• _PROMPT_:
Find every line in the records below that holds the word "title", and copy it out.

----------------

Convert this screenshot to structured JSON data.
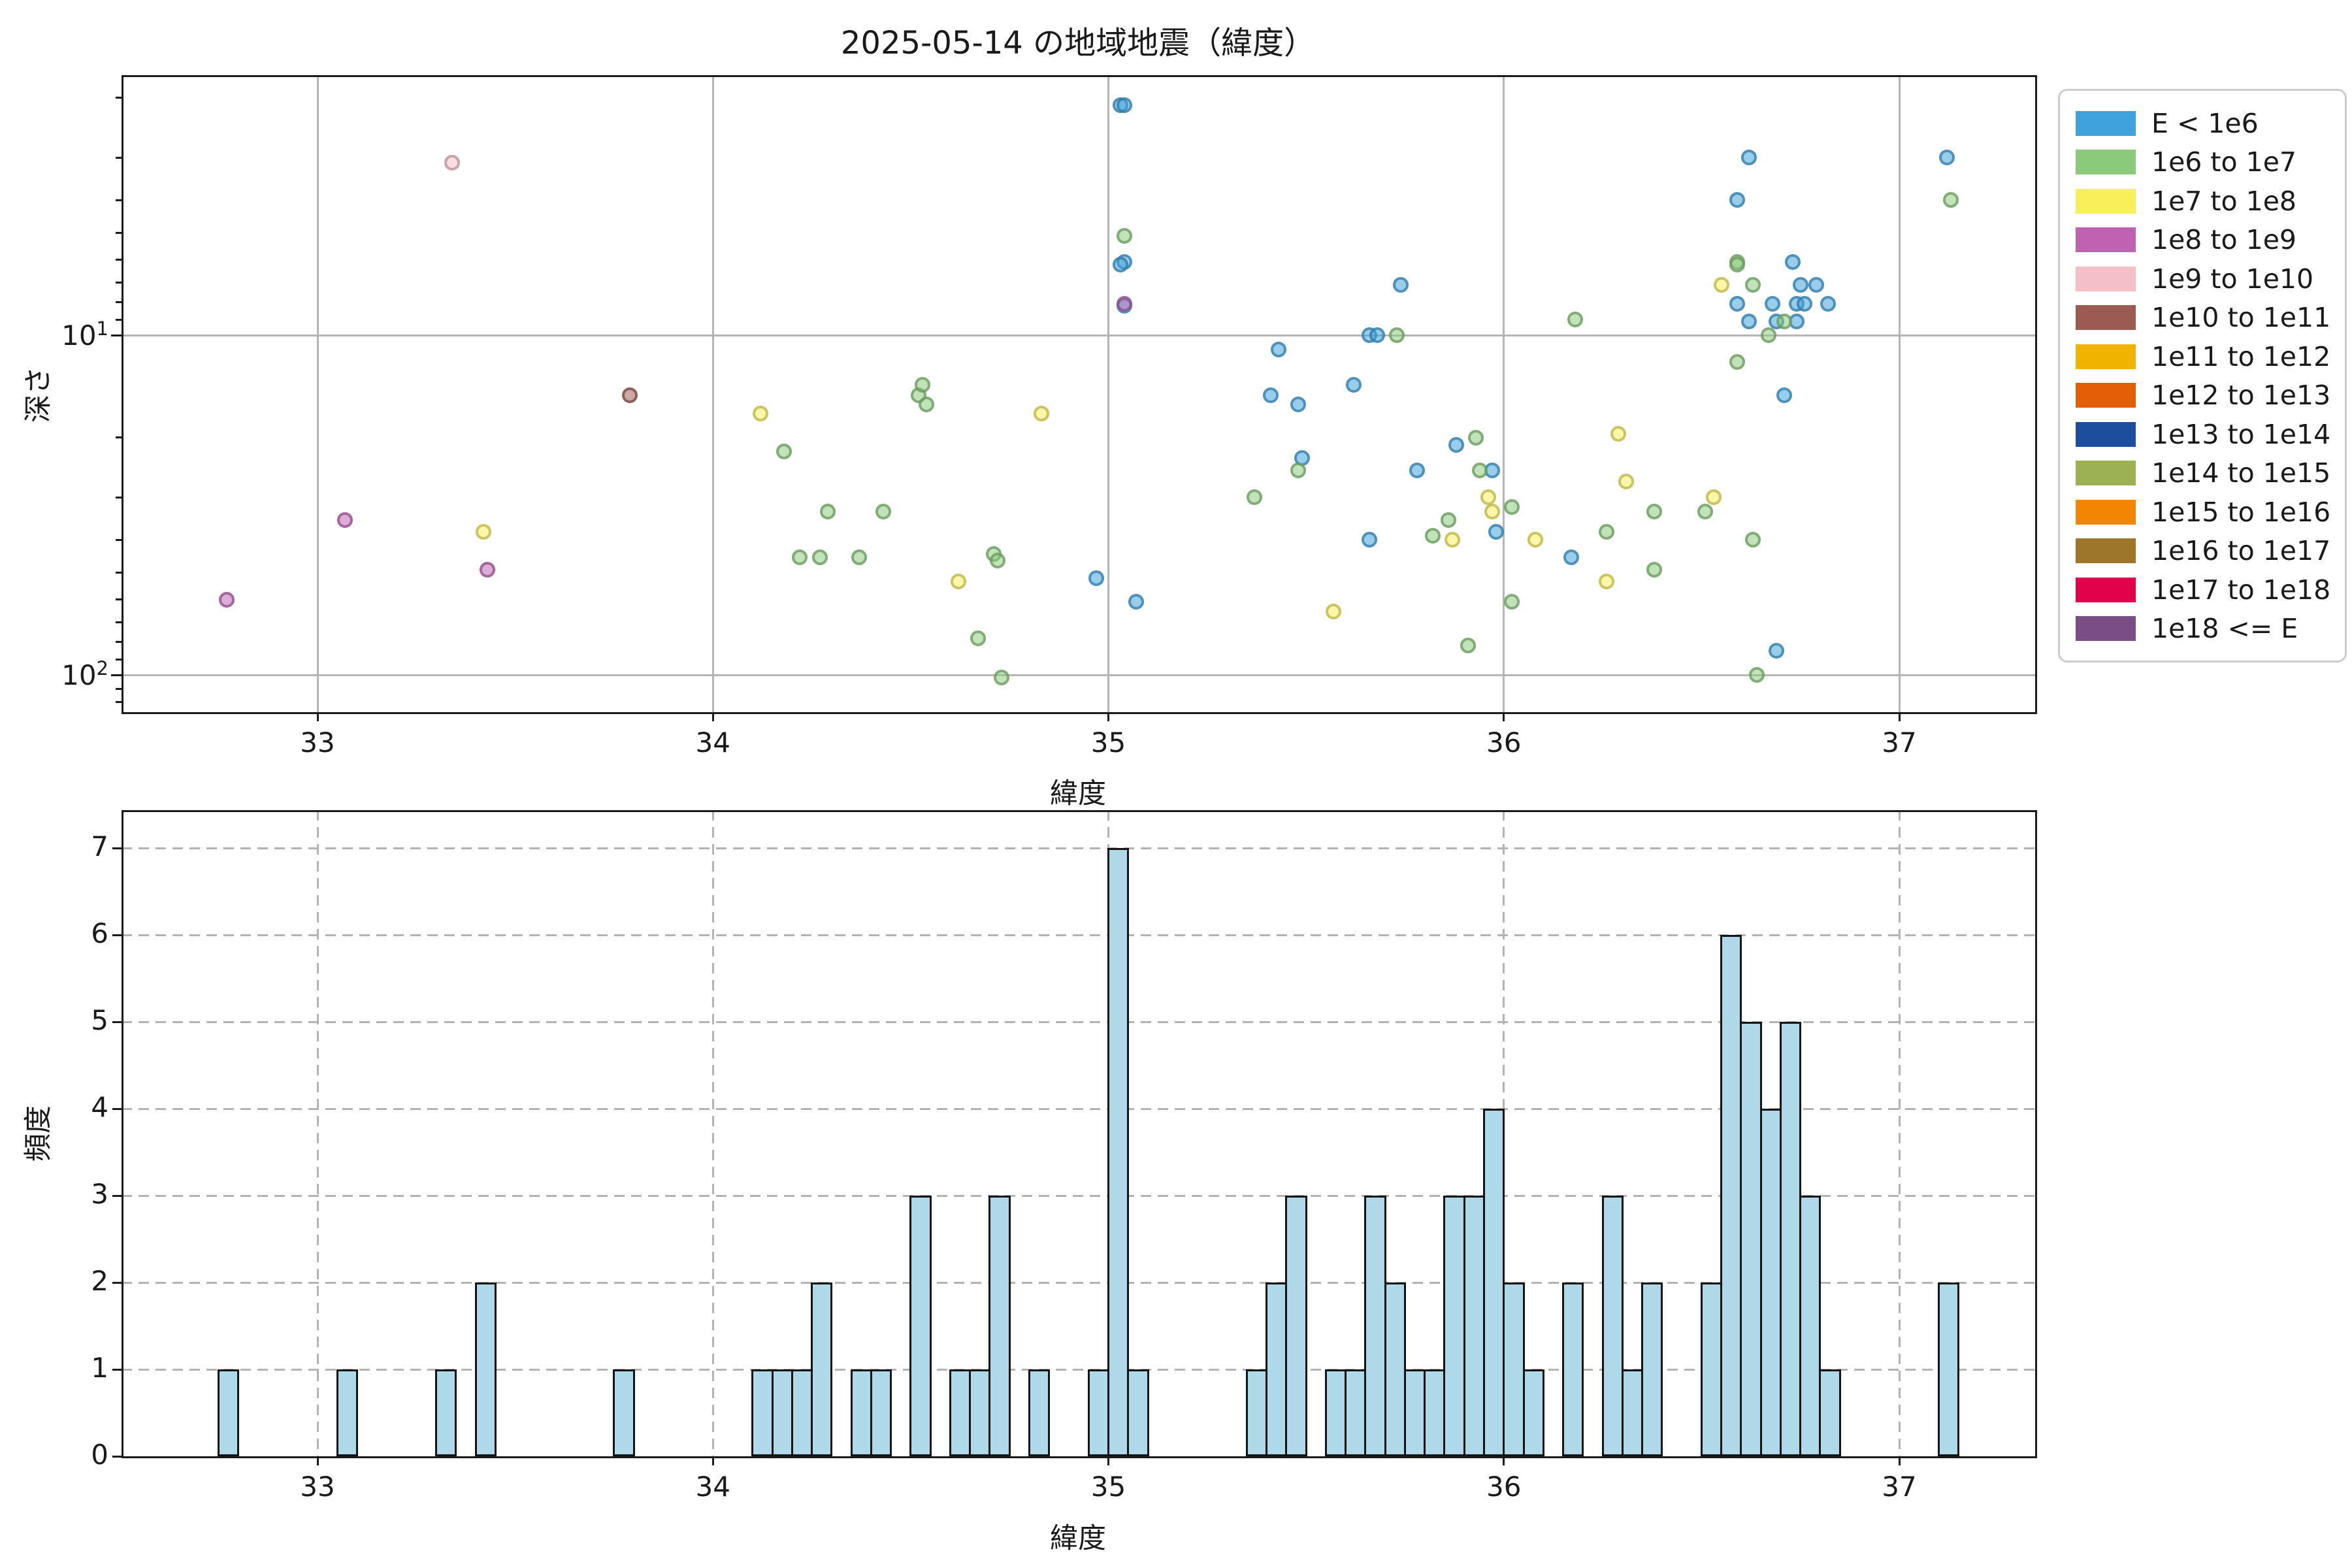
{
  "title": "2025-05-14 の地域地震（緯度）",
  "colors": {
    "background": "#ffffff",
    "grid_solid": "#b5b5b5",
    "grid_dashed": "#b3b3b3",
    "axis": "#1b1b1b",
    "hist_fill": "#afd9e8",
    "hist_edge": "#141414",
    "legend_border": "#cccccc"
  },
  "legend": {
    "items": [
      {
        "label": "E < 1e6",
        "color": "#3fa2dc"
      },
      {
        "label": "1e6 to 1e7",
        "color": "#8cca7b"
      },
      {
        "label": "1e7 to 1e8",
        "color": "#f8ef5b"
      },
      {
        "label": "1e8 to 1e9",
        "color": "#bf62b2"
      },
      {
        "label": "1e9 to 1e10",
        "color": "#f4bfc6"
      },
      {
        "label": "1e10 to 1e11",
        "color": "#9b5a52"
      },
      {
        "label": "1e11 to 1e12",
        "color": "#f0b400"
      },
      {
        "label": "1e12 to 1e13",
        "color": "#e45d07"
      },
      {
        "label": "1e13 to 1e14",
        "color": "#1c4e9d"
      },
      {
        "label": "1e14 to 1e15",
        "color": "#9cb054"
      },
      {
        "label": "1e15 to 1e16",
        "color": "#f28603"
      },
      {
        "label": "1e16 to 1e17",
        "color": "#9d752b"
      },
      {
        "label": "1e17 to 1e18",
        "color": "#e2024b"
      },
      {
        "label": "1e18 <= E",
        "color": "#7b4d86"
      }
    ]
  },
  "chart_data": [
    {
      "type": "scatter",
      "title": "2025-05-14 の地域地震（緯度）",
      "xlabel": "緯度",
      "ylabel": "深さ",
      "xlim": [
        32.5,
        37.35
      ],
      "ylim_depth_log_inverted": [
        1.7,
        129
      ],
      "xticks": [
        33,
        34,
        35,
        36,
        37
      ],
      "yticks": [
        {
          "base": "10",
          "exp": "1",
          "value": 10
        },
        {
          "base": "10",
          "exp": "2",
          "value": 100
        }
      ],
      "grid": "solid, major only",
      "legend_position": "outside upper right",
      "series": [
        {
          "name": "E < 1e6",
          "points": [
            [
              34.97,
              52
            ],
            [
              35.03,
              2.1
            ],
            [
              35.04,
              2.1
            ],
            [
              35.04,
              6.1
            ],
            [
              35.03,
              6.2
            ],
            [
              35.04,
              8.2
            ],
            [
              35.07,
              61
            ],
            [
              35.41,
              15
            ],
            [
              35.43,
              11
            ],
            [
              35.48,
              16
            ],
            [
              35.49,
              23
            ],
            [
              35.62,
              14
            ],
            [
              35.66,
              10
            ],
            [
              35.68,
              10
            ],
            [
              35.66,
              40
            ],
            [
              35.74,
              7.1
            ],
            [
              35.78,
              25
            ],
            [
              35.88,
              21
            ],
            [
              35.97,
              25
            ],
            [
              35.98,
              38
            ],
            [
              36.17,
              45
            ],
            [
              36.59,
              4
            ],
            [
              36.59,
              8.1
            ],
            [
              36.62,
              3
            ],
            [
              36.62,
              9.1
            ],
            [
              36.68,
              8.1
            ],
            [
              36.69,
              9.1
            ],
            [
              36.69,
              85
            ],
            [
              36.71,
              15
            ],
            [
              36.73,
              6.1
            ],
            [
              36.74,
              8.1
            ],
            [
              36.74,
              9.1
            ],
            [
              36.75,
              7.1
            ],
            [
              36.76,
              8.1
            ],
            [
              36.79,
              7.1
            ],
            [
              36.82,
              8.1
            ],
            [
              37.12,
              3
            ]
          ]
        },
        {
          "name": "1e6 to 1e7",
          "points": [
            [
              34.18,
              22
            ],
            [
              34.22,
              45
            ],
            [
              34.27,
              45
            ],
            [
              34.29,
              33
            ],
            [
              34.37,
              45
            ],
            [
              34.43,
              33
            ],
            [
              34.52,
              15
            ],
            [
              34.53,
              14
            ],
            [
              34.54,
              16
            ],
            [
              34.67,
              78
            ],
            [
              34.71,
              44
            ],
            [
              34.72,
              46
            ],
            [
              34.73,
              102
            ],
            [
              35.04,
              5.1
            ],
            [
              35.37,
              30
            ],
            [
              35.48,
              25
            ],
            [
              35.73,
              10
            ],
            [
              35.82,
              39
            ],
            [
              35.86,
              35
            ],
            [
              35.91,
              82
            ],
            [
              35.93,
              20
            ],
            [
              35.94,
              25
            ],
            [
              36.02,
              32
            ],
            [
              36.02,
              61
            ],
            [
              36.18,
              9
            ],
            [
              36.26,
              38
            ],
            [
              36.38,
              49
            ],
            [
              36.38,
              33
            ],
            [
              36.51,
              33
            ],
            [
              36.59,
              6.1
            ],
            [
              36.59,
              6.2
            ],
            [
              36.59,
              12
            ],
            [
              36.63,
              7.1
            ],
            [
              36.63,
              40
            ],
            [
              36.64,
              100
            ],
            [
              36.67,
              10
            ],
            [
              36.71,
              9.1
            ],
            [
              37.13,
              4
            ]
          ]
        },
        {
          "name": "1e7 to 1e8",
          "points": [
            [
              33.42,
              38
            ],
            [
              34.12,
              17
            ],
            [
              34.62,
              53
            ],
            [
              34.83,
              17
            ],
            [
              35.57,
              65
            ],
            [
              35.87,
              40
            ],
            [
              35.96,
              30
            ],
            [
              35.97,
              33
            ],
            [
              36.08,
              40
            ],
            [
              36.26,
              53
            ],
            [
              36.29,
              19.5
            ],
            [
              36.31,
              27
            ],
            [
              36.53,
              30
            ],
            [
              36.55,
              7.1
            ]
          ]
        },
        {
          "name": "1e8 to 1e9",
          "points": [
            [
              32.77,
              60
            ],
            [
              33.07,
              35
            ],
            [
              33.43,
              49
            ],
            [
              35.04,
              8.1
            ]
          ]
        },
        {
          "name": "1e9 to 1e10",
          "points": [
            [
              33.34,
              3.1
            ]
          ]
        },
        {
          "name": "1e10 to 1e11",
          "points": [
            [
              33.79,
              15
            ]
          ]
        },
        {
          "name": "1e11 to 1e12",
          "points": []
        },
        {
          "name": "1e12 to 1e13",
          "points": []
        },
        {
          "name": "1e13 to 1e14",
          "points": []
        },
        {
          "name": "1e14 to 1e15",
          "points": []
        },
        {
          "name": "1e15 to 1e16",
          "points": []
        },
        {
          "name": "1e16 to 1e17",
          "points": []
        },
        {
          "name": "1e17 to 1e18",
          "points": []
        },
        {
          "name": "1e18 <= E",
          "points": []
        }
      ]
    },
    {
      "type": "bar",
      "subtype": "histogram",
      "xlabel": "緯度",
      "ylabel": "頻度",
      "xlim": [
        32.5,
        37.35
      ],
      "ylim": [
        0,
        7.45
      ],
      "xticks": [
        33,
        34,
        35,
        36,
        37
      ],
      "yticks": [
        0,
        1,
        2,
        3,
        4,
        5,
        6,
        7
      ],
      "grid": "dashed, both axes",
      "bin_width": 0.05,
      "bins": [
        {
          "lat": 32.75,
          "count": 1
        },
        {
          "lat": 33.05,
          "count": 1
        },
        {
          "lat": 33.3,
          "count": 1
        },
        {
          "lat": 33.4,
          "count": 2
        },
        {
          "lat": 33.75,
          "count": 1
        },
        {
          "lat": 34.1,
          "count": 1
        },
        {
          "lat": 34.15,
          "count": 1
        },
        {
          "lat": 34.2,
          "count": 1
        },
        {
          "lat": 34.25,
          "count": 2
        },
        {
          "lat": 34.35,
          "count": 1
        },
        {
          "lat": 34.4,
          "count": 1
        },
        {
          "lat": 34.5,
          "count": 3
        },
        {
          "lat": 34.6,
          "count": 1
        },
        {
          "lat": 34.65,
          "count": 1
        },
        {
          "lat": 34.7,
          "count": 3
        },
        {
          "lat": 34.8,
          "count": 1
        },
        {
          "lat": 34.95,
          "count": 1
        },
        {
          "lat": 35.0,
          "count": 7
        },
        {
          "lat": 35.05,
          "count": 1
        },
        {
          "lat": 35.35,
          "count": 1
        },
        {
          "lat": 35.4,
          "count": 2
        },
        {
          "lat": 35.45,
          "count": 3
        },
        {
          "lat": 35.55,
          "count": 1
        },
        {
          "lat": 35.6,
          "count": 1
        },
        {
          "lat": 35.65,
          "count": 3
        },
        {
          "lat": 35.7,
          "count": 2
        },
        {
          "lat": 35.75,
          "count": 1
        },
        {
          "lat": 35.8,
          "count": 1
        },
        {
          "lat": 35.85,
          "count": 3
        },
        {
          "lat": 35.9,
          "count": 3
        },
        {
          "lat": 35.95,
          "count": 4
        },
        {
          "lat": 36.0,
          "count": 2
        },
        {
          "lat": 36.05,
          "count": 1
        },
        {
          "lat": 36.15,
          "count": 2
        },
        {
          "lat": 36.25,
          "count": 3
        },
        {
          "lat": 36.3,
          "count": 1
        },
        {
          "lat": 36.35,
          "count": 2
        },
        {
          "lat": 36.5,
          "count": 2
        },
        {
          "lat": 36.55,
          "count": 6
        },
        {
          "lat": 36.6,
          "count": 5
        },
        {
          "lat": 36.65,
          "count": 4
        },
        {
          "lat": 36.7,
          "count": 5
        },
        {
          "lat": 36.75,
          "count": 3
        },
        {
          "lat": 36.8,
          "count": 1
        },
        {
          "lat": 37.1,
          "count": 2
        }
      ]
    }
  ]
}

----------------

• _ANSWER FOR THIS EXERCISE_:
  "title": "2025-05-14 の地域地震（緯度）",
      "title": "2025-05-14 の地域地震（緯度）",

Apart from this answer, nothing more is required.